> [EXTRACTED RECORDS]
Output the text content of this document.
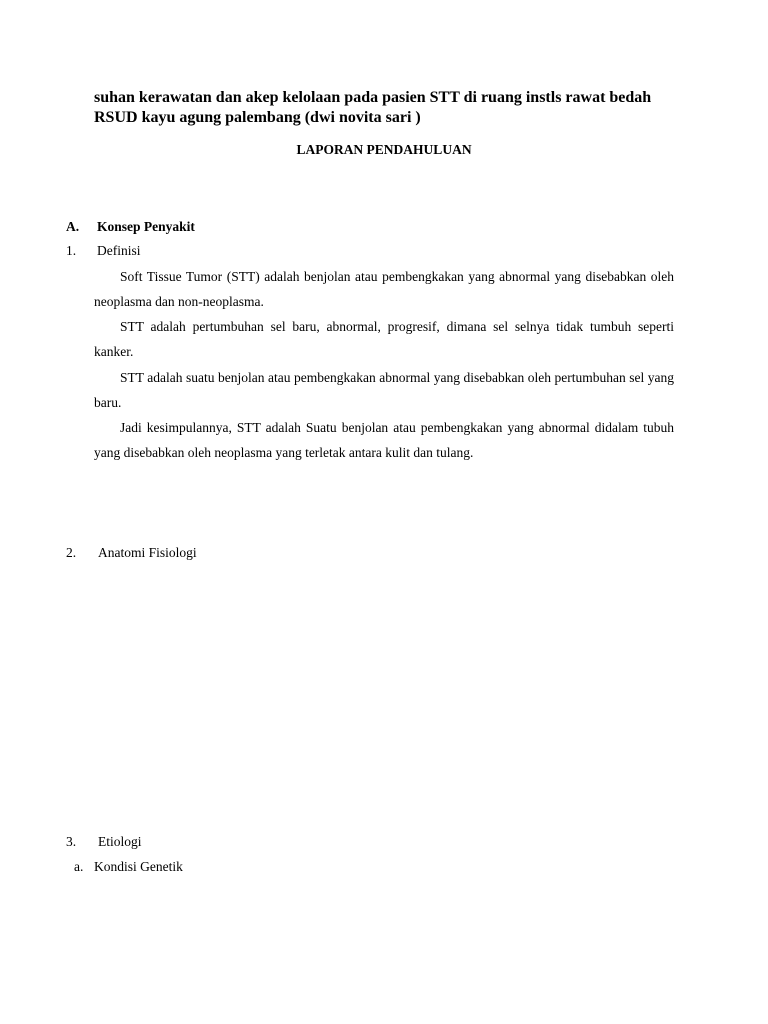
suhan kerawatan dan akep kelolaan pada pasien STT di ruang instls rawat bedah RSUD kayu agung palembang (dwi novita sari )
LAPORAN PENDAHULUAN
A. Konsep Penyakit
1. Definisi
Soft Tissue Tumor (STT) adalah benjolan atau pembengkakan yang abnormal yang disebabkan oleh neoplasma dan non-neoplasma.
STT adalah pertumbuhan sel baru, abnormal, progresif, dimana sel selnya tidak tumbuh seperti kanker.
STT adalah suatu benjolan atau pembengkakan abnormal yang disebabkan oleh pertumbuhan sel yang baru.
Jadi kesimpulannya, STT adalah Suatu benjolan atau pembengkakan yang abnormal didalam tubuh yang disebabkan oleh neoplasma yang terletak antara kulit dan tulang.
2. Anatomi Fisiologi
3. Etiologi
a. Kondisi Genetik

* * *

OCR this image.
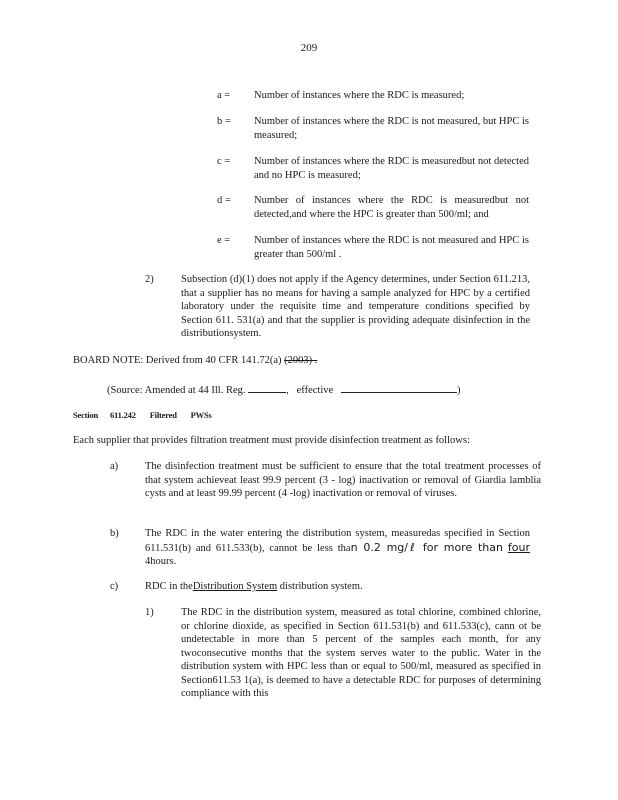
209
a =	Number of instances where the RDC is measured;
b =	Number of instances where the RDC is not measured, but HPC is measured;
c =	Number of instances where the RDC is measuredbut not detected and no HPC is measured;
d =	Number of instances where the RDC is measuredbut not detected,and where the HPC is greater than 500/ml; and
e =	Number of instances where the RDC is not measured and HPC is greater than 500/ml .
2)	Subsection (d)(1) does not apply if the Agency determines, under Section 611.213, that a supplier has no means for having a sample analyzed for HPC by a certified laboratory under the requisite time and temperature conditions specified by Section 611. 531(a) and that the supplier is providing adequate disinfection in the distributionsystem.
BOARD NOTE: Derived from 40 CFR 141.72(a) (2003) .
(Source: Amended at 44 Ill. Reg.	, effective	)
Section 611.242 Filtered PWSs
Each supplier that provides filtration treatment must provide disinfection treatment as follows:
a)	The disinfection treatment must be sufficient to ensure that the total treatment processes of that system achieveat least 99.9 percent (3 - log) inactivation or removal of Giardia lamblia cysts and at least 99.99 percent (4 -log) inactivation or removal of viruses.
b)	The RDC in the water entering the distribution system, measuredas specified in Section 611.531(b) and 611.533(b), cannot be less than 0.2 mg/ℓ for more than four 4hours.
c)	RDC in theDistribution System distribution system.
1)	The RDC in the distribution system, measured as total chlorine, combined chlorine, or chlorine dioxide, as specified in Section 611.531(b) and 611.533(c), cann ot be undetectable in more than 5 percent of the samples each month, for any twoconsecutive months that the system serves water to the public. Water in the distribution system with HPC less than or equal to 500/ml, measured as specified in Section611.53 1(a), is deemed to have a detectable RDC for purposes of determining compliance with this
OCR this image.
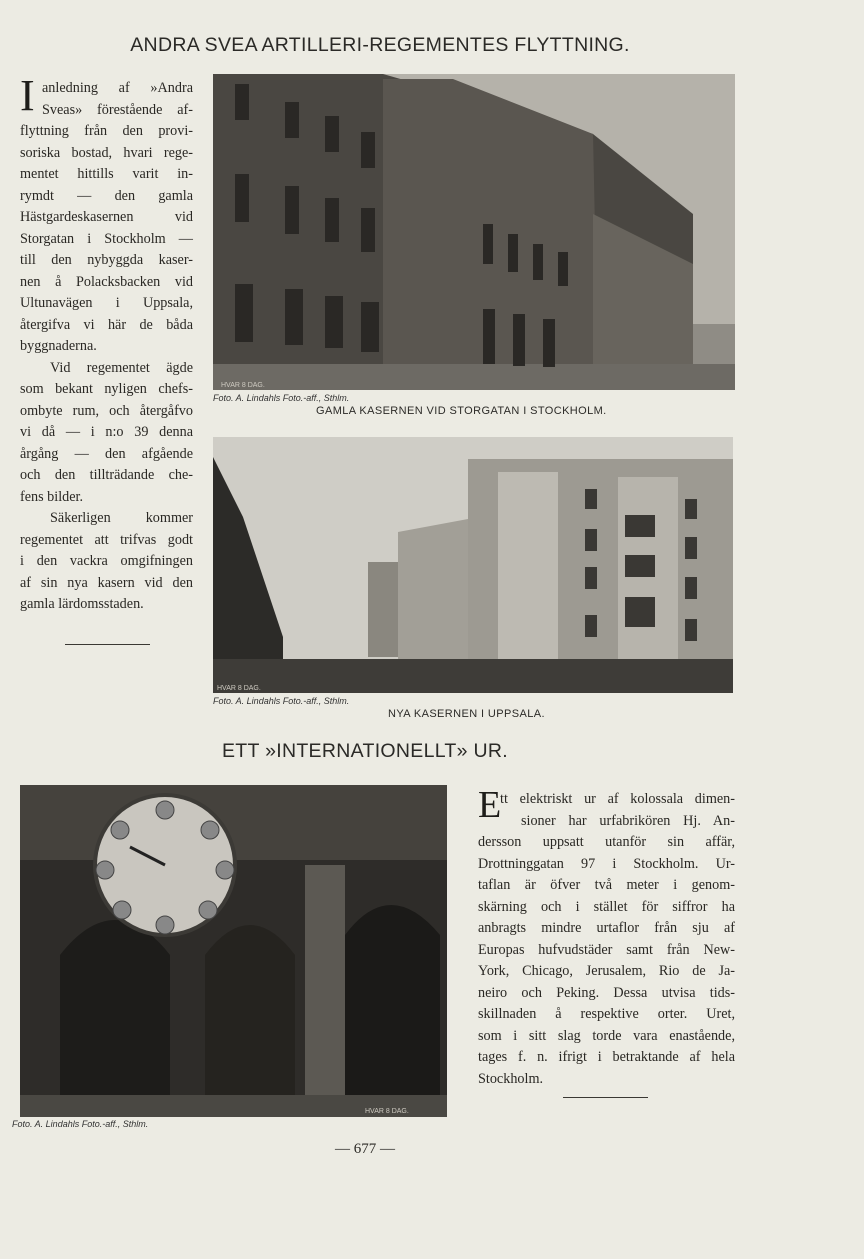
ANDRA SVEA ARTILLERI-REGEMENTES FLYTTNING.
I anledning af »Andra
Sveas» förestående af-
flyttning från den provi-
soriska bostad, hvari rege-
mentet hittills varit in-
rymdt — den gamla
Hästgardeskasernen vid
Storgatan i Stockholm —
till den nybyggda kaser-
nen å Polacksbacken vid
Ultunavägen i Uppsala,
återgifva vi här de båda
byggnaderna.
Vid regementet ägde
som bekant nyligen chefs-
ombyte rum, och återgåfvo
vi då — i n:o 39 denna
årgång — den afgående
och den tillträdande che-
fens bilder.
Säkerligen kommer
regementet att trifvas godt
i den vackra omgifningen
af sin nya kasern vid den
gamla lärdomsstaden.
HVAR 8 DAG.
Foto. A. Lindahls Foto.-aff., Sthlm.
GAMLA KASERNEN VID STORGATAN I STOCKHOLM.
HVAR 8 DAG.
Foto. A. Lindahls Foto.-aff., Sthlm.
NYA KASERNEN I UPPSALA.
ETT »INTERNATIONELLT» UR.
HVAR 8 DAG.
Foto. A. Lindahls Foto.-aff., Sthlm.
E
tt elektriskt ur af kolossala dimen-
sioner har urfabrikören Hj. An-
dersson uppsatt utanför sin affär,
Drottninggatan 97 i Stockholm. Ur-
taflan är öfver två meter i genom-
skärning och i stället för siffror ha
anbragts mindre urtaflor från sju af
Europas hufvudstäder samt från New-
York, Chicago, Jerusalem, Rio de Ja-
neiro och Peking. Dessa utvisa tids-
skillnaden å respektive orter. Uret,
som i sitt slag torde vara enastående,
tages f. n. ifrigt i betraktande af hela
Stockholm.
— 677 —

> [PROBLEM DESCRIPTION] Determine how many lines in the data contain the string "benjolan", and give the number only.

> [ANSWER TO THE EXERCISE] 3